*Task*
Review the material and extract every line in which the word "preds" occurs.

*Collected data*
<<<<
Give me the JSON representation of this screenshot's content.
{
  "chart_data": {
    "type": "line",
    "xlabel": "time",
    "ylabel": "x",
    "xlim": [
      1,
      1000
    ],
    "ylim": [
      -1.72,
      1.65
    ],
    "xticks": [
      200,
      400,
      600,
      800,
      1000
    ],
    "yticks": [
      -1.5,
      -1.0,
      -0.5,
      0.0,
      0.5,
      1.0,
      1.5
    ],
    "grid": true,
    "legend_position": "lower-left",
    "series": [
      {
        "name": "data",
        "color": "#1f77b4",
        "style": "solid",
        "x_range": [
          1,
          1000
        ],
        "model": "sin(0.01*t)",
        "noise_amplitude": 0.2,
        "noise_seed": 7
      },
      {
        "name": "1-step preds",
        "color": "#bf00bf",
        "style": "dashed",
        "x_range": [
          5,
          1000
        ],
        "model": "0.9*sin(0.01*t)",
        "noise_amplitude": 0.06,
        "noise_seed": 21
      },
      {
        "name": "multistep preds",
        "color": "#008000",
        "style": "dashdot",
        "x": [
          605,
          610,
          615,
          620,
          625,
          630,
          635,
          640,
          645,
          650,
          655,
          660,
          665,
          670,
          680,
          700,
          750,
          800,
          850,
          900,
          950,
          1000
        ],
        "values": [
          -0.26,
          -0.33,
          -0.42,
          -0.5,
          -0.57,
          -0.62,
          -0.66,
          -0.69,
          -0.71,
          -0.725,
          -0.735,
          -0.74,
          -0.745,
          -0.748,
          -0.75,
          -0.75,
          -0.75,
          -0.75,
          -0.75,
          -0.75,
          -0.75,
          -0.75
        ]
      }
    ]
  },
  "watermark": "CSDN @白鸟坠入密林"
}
>>>>
*Expected answer*
        "name": "1-step preds",
        "name": "multistep preds",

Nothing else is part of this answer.